## [What is being asked]
Reproduce all the entries exactly and keep the pictures out.

## [Data for this task]
•••••
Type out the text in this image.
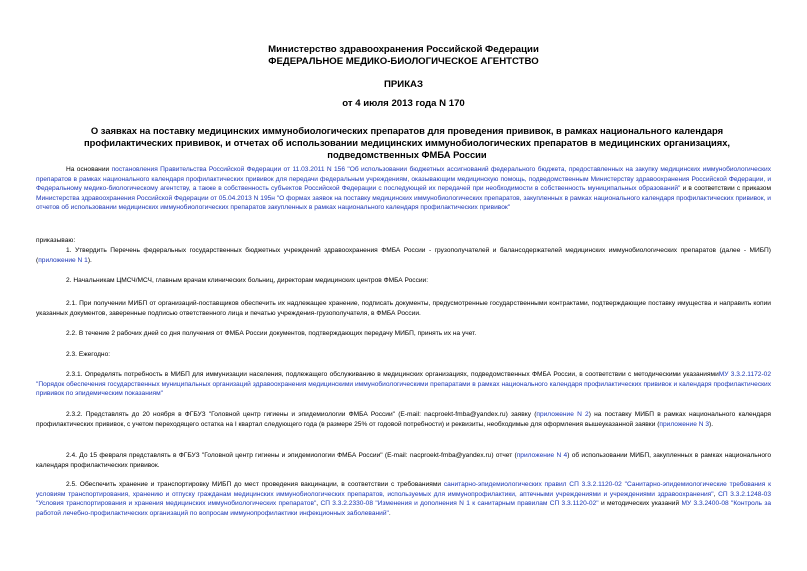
Министерство здравоохранения Российской Федерации
ФЕДЕРАЛЬНОЕ МЕДИКО-БИОЛОГИЧЕСКОЕ АГЕНТСТВО
ПРИКАЗ
от 4 июля 2013 года N 170
О заявках на поставку медицинских иммунобиологических препаратов для проведения прививок, в рамках национального календаря профилактических прививок, и отчетах об использовании медицинских иммунобиологических препаратов в медицинских организациях, подведомственных ФМБА России
На основании постановления Правительства Российской Федерации от 11.03.2011 N 156 "Об использовании бюджетных ассигнований федерального бюджета, предоставленных на закупку медицинских иммунобиологических препаратов в рамках национального календаря профилактических прививок для передачи федеральным учреждениям, оказывающим медицинскую помощь, подведомственным Министерству здравоохранения Российской Федерации, и Федеральному медико-биологическому агентству, а также в собственность субъектов Российской Федерации с последующей их передачей при необходимости в собственность муниципальных образований" и в соответствии с приказом Министерства здравоохранения Российской Федерации от 05.04.2013 N 195н "О формах заявок на поставку медицинских иммунобиологических препаратов, закупленных в рамках национального календаря профилактических прививок, и отчетов об использовании медицинских иммунобиологических препаратов закупленных в рамках национального календаря профилактических прививок"
приказываю:
1. Утвердить Перечень федеральных государственных бюджетных учреждений здравоохранения ФМБА России - грузополучателей и балансодержателей медицинских иммунобиологических препаратов (далее - МИБП) (приложение N 1).
2. Начальникам ЦМСЧ/МСЧ, главным врачам клинических больниц, директорам медицинских центров ФМБА России:
2.1. При получении МИБП от организаций-поставщиков обеспечить их надлежащее хранение, подписать документы, предусмотренные государственными контрактами, подтверждающие поставку имущества и направить копии указанных документов, заверенные подписью ответственного лица и печатью учреждения-грузополучателя, в ФМБА России.
2.2. В течение 2 рабочих дней со дня получения от ФМБА России документов, подтверждающих передачу МИБП, принять их на учет.
2.3. Ежегодно:
2.3.1. Определять потребность в МИБП для иммунизации населения, подлежащего обслуживанию в медицинских организациях, подведомственных ФМБА России, в соответствии с методическими указаниямиМУ 3.3.2.1172-02 "Порядок обеспечения государственных муниципальных организаций здравоохранения медицинскими иммунобиологическими препаратами в рамках национального календаря профилактических прививок и календаря профилактических прививок по эпидемическим показаниям"
2.3.2. Представлять до 20 ноября в ФГБУЗ "Головной центр гигиены и эпидемиологии ФМБА России" (E-mail: nacproekt-fmba@yandex.ru) заявку (приложение N 2) на поставку МИБП в рамках национального календаря профилактических прививок, с учетом переходящего остатка на I квартал следующего года (в размере 25% от годовой потребности) и реквизиты, необходимые для оформления вышеуказанной заявки (приложение N 3).
2.4. До 15 февраля представлять в ФГБУЗ "Головной центр гигиены и эпидемиологии ФМБА России" (E-mail: nacproekt-fmba@yandex.ru) отчет (приложение N 4) об использовании МИБП, закупленных в рамках национального календаря профилактических прививок.
2.5. Обеспечить хранение и транспортировку МИБП до мест проведения вакцинации, в соответствии с требованиями санитарно-эпидемиологических правил СП 3.3.2.1120-02 "Санитарно-эпидемиологические требования к условиям транспортирования, хранению и отпуску гражданам медицинских иммунобиологических препаратов, используемых для иммунопрофилактики, аптечными учреждениями и учреждениями здравоохранения", СП 3.3.2.1248-03 "Условия транспортирования и хранения медицинских иммунобиологических препаратов", СП 3.3.2.2330-08 "Изменения и дополнения N 1 к санитарным правилам СП 3.3.1120-02" и методических указаний МУ 3.3.2400-08 "Контроль за работой лечебно-профилактических организаций по вопросам иммунопрофилактики инфекционных заболеваний".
•••••
## [Finished task]
Type out the text in this image.
Министерство здравоохранения Российской Федерации
ФЕДЕРАЛЬНОЕ МЕДИКО-БИОЛОГИЧЕСКОЕ АГЕНТСТВО
ПРИКАЗ
от 4 июля 2013 года N 170
О заявках на поставку медицинских иммунобиологических препаратов для проведения прививок, в рамках национального календаря профилактических прививок, и отчетах об использовании медицинских иммунобиологических препаратов в медицинских организациях, подведомственных ФМБА России
На основании постановления Правительства Российской Федерации от 11.03.2011 N 156 "Об использовании бюджетных ассигнований федерального бюджета, предоставленных на закупку медицинских иммунобиологических препаратов в рамках национального календаря профилактических прививок для передачи федеральным учреждениям, оказывающим медицинскую помощь, подведомственным Министерству здравоохранения Российской Федерации, и Федеральному медико-биологическому агентству, а также в собственность субъектов Российской Федерации с последующей их передачей при необходимости в собственность муниципальных образований" и в соответствии с приказом Министерства здравоохранения Российской Федерации от 05.04.2013 N 195н "О формах заявок на поставку медицинских иммунобиологических препаратов, закупленных в рамках национального календаря профилактических прививок, и отчетов об использовании медицинских иммунобиологических препаратов закупленных в рамках национального календаря профилактических прививок"
приказываю:
1. Утвердить Перечень федеральных государственных бюджетных учреждений здравоохранения ФМБА России - грузополучателей и балансодержателей медицинских иммунобиологических препаратов (далее - МИБП) (приложение N 1).
2. Начальникам ЦМСЧ/МСЧ, главным врачам клинических больниц, директорам медицинских центров ФМБА России:
2.1. При получении МИБП от организаций-поставщиков обеспечить их надлежащее хранение, подписать документы, предусмотренные государственными контрактами, подтверждающие поставку имущества и направить копии указанных документов, заверенные подписью ответственного лица и печатью учреждения-грузополучателя, в ФМБА России.
2.2. В течение 2 рабочих дней со дня получения от ФМБА России документов, подтверждающих передачу МИБП, принять их на учет.
2.3. Ежегодно:
2.3.1. Определять потребность в МИБП для иммунизации населения, подлежащего обслуживанию в медицинских организациях, подведомственных ФМБА России, в соответствии с методическими указаниямиМУ 3.3.2.1172-02 "Порядок обеспечения государственных муниципальных организаций здравоохранения медицинскими иммунобиологическими препаратами в рамках национального календаря профилактических прививок и календаря профилактических прививок по эпидемическим показаниям"
2.3.2. Представлять до 20 ноября в ФГБУЗ "Головной центр гигиены и эпидемиологии ФМБА России" (E-mail: nacproekt-fmba@yandex.ru) заявку (приложение N 2) на поставку МИБП в рамках национального календаря профилактических прививок, с учетом переходящего остатка на I квартал следующего года (в размере 25% от годовой потребности) и реквизиты, необходимые для оформления вышеуказанной заявки (приложение N 3).
2.4. До 15 февраля представлять в ФГБУЗ "Головной центр гигиены и эпидемиологии ФМБА России" (E-mail: nacproekt-fmba@yandex.ru) отчет (приложение N 4) об использовании МИБП, закупленных в рамках национального календаря профилактических прививок.
2.5. Обеспечить хранение и транспортировку МИБП до мест проведения вакцинации, в соответствии с требованиями санитарно-эпидемиологических правил СП 3.3.2.1120-02 "Санитарно-эпидемиологические требования к условиям транспортирования, хранению и отпуску гражданам медицинских иммунобиологических препаратов, используемых для иммунопрофилактики, аптечными учреждениями и учреждениями здравоохранения", СП 3.3.2.1248-03 "Условия транспортирования и хранения медицинских иммунобиологических препаратов", СП 3.3.2.2330-08 "Изменения и дополнения N 1 к санитарным правилам СП 3.3.1120-02" и методических указаний МУ 3.3.2400-08 "Контроль за работой лечебно-профилактических организаций по вопросам иммунопрофилактики инфекционных заболеваний".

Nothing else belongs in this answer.